## PROVIDED DATA
━━━━━━━━━━

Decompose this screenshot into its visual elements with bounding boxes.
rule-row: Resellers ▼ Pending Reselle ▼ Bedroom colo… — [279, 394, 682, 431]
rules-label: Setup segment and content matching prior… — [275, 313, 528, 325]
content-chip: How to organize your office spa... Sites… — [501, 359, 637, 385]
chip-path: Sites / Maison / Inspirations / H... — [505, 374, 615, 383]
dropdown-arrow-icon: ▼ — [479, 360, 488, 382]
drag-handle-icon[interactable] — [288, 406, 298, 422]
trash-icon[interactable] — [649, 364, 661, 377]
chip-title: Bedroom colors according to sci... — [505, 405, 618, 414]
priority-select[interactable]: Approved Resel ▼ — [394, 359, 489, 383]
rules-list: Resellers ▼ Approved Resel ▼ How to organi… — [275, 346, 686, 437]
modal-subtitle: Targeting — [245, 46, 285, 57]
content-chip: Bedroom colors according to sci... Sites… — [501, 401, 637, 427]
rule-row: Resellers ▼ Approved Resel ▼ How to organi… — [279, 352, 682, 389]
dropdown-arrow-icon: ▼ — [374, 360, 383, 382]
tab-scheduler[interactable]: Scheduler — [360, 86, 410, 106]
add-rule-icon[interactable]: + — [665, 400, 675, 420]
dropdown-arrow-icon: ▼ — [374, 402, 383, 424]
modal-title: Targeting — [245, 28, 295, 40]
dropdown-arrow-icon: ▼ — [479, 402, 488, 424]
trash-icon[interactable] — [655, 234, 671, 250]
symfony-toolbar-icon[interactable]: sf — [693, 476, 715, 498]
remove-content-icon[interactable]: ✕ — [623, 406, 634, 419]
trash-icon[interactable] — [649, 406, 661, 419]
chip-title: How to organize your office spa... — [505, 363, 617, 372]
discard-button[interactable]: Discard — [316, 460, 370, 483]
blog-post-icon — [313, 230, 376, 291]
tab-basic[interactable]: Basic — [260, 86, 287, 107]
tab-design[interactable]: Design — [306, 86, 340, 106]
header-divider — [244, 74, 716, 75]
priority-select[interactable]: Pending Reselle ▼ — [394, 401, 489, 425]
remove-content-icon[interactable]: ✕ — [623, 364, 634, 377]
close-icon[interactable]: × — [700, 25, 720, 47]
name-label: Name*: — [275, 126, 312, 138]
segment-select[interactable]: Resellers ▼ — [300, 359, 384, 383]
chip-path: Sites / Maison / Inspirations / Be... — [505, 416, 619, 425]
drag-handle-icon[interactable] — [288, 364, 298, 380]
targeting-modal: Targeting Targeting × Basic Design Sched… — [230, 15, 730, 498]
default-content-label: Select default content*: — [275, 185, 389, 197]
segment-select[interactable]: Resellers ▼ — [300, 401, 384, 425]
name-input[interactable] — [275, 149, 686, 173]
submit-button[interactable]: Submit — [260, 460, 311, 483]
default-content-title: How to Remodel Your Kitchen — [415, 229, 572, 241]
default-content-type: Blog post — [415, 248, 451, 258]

━━━━━━━━━━

Rewrite the entries above, changing each "Resellers" to "Distributors" and leaving all other text unchanged.

Decompose this screenshot into its visual elements with bounding boxes.
rule-row: Distributors ▼ Pending Reselle ▼ Bedroom colo… — [279, 394, 682, 431]
rules-label: Setup segment and content matching prior… — [275, 313, 528, 325]
content-chip: How to organize your office spa... Sites… — [501, 359, 637, 385]
chip-path: Sites / Maison / Inspirations / H... — [505, 374, 615, 383]
dropdown-arrow-icon: ▼ — [479, 360, 488, 382]
drag-handle-icon[interactable] — [288, 406, 298, 422]
trash-icon[interactable] — [649, 364, 661, 377]
chip-title: Bedroom colors according to sci... — [505, 405, 618, 414]
priority-select[interactable]: Approved Resel ▼ — [394, 359, 489, 383]
rules-list: Distributors ▼ Approved Resel ▼ How to organi… — [275, 346, 686, 437]
modal-subtitle: Targeting — [245, 46, 285, 57]
content-chip: Bedroom colors according to sci... Sites… — [501, 401, 637, 427]
rule-row: Distributors ▼ Approved Resel ▼ How to organi… — [279, 352, 682, 389]
dropdown-arrow-icon: ▼ — [374, 360, 383, 382]
tab-scheduler[interactable]: Scheduler — [360, 86, 410, 106]
add-rule-icon[interactable]: + — [665, 400, 675, 420]
dropdown-arrow-icon: ▼ — [374, 402, 383, 424]
modal-title: Targeting — [245, 28, 295, 40]
dropdown-arrow-icon: ▼ — [479, 402, 488, 424]
trash-icon[interactable] — [655, 234, 671, 250]
symfony-toolbar-icon[interactable]: sf — [693, 476, 715, 498]
remove-content-icon[interactable]: ✕ — [623, 406, 634, 419]
trash-icon[interactable] — [649, 406, 661, 419]
chip-title: How to organize your office spa... — [505, 363, 617, 372]
discard-button[interactable]: Discard — [316, 460, 370, 483]
blog-post-icon — [313, 230, 376, 291]
tab-basic[interactable]: Basic — [260, 86, 287, 107]
tab-design[interactable]: Design — [306, 86, 340, 106]
header-divider — [244, 74, 716, 75]
priority-select[interactable]: Pending Reselle ▼ — [394, 401, 489, 425]
remove-content-icon[interactable]: ✕ — [623, 364, 634, 377]
close-icon[interactable]: × — [700, 25, 720, 47]
name-label: Name*: — [275, 126, 312, 138]
segment-select[interactable]: Distributors ▼ — [300, 359, 384, 383]
chip-path: Sites / Maison / Inspirations / Be... — [505, 416, 619, 425]
drag-handle-icon[interactable] — [288, 364, 298, 380]
targeting-modal: Targeting Targeting × Basic Design Sched… — [230, 15, 730, 498]
default-content-label: Select default content*: — [275, 185, 389, 197]
segment-select[interactable]: Distributors ▼ — [300, 401, 384, 425]
name-input[interactable] — [275, 149, 686, 173]
submit-button[interactable]: Submit — [260, 460, 311, 483]
default-content-title: How to Remodel Your Kitchen — [415, 229, 572, 241]
default-content-type: Blog post — [415, 248, 451, 258]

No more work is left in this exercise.